- **WRITTEN INSTRUCTION**: Repeat all the material exactly; pictures stay out of your copy.

- **DATA SHOWN**:
============================================================
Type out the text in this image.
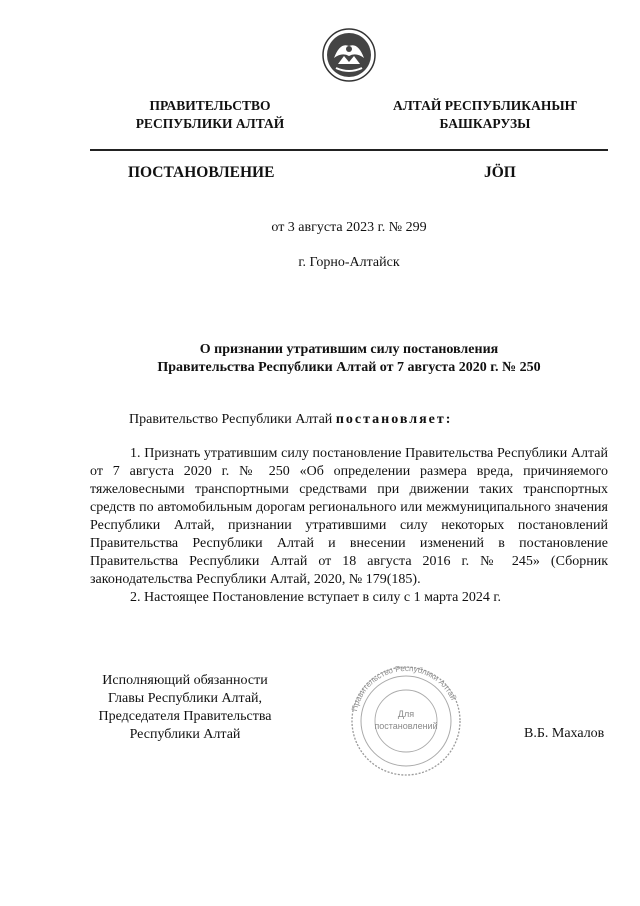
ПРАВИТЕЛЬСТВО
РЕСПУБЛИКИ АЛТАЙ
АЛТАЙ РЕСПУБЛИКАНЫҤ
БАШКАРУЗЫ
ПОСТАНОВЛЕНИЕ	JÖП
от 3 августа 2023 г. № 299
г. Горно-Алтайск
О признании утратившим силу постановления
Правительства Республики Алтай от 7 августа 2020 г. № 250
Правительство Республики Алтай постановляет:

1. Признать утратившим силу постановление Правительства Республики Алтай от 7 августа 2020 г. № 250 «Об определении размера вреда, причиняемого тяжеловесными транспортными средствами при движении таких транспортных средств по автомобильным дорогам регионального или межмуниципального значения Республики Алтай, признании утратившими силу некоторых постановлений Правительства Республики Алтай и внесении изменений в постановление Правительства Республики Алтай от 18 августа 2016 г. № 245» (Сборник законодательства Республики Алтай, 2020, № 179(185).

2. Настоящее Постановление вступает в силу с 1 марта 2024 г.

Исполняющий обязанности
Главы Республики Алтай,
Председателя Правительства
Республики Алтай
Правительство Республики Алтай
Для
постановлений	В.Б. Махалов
============================================================
- **PROBLEM SOLUTION**:
Type out the text in this image.
ПРАВИТЕЛЬСТВО
РЕСПУБЛИКИ АЛТАЙ
АЛТАЙ РЕСПУБЛИКАНЫҤ
БАШКАРУЗЫ
ПОСТАНОВЛЕНИЕ	JÖП
от 3 августа 2023 г. № 299
г. Горно-Алтайск
О признании утратившим силу постановления
Правительства Республики Алтай от 7 августа 2020 г. № 250
Правительство Республики Алтай постановляет:

1. Признать утратившим силу постановление Правительства Республики Алтай от 7 августа 2020 г. № 250 «Об определении размера вреда, причиняемого тяжеловесными транспортными средствами при движении таких транспортных средств по автомобильным дорогам регионального или межмуниципального значения Республики Алтай, признании утратившими силу некоторых постановлений Правительства Республики Алтай и внесении изменений в постановление Правительства Республики Алтай от 18 августа 2016 г. № 245» (Сборник законодательства Республики Алтай, 2020, № 179(185).

2. Настоящее Постановление вступает в силу с 1 марта 2024 г.

Исполняющий обязанности
Главы Республики Алтай,
Председателя Правительства
Республики Алтай
Правительство Республики Алтай
Для
постановлений	В.Б. Махалов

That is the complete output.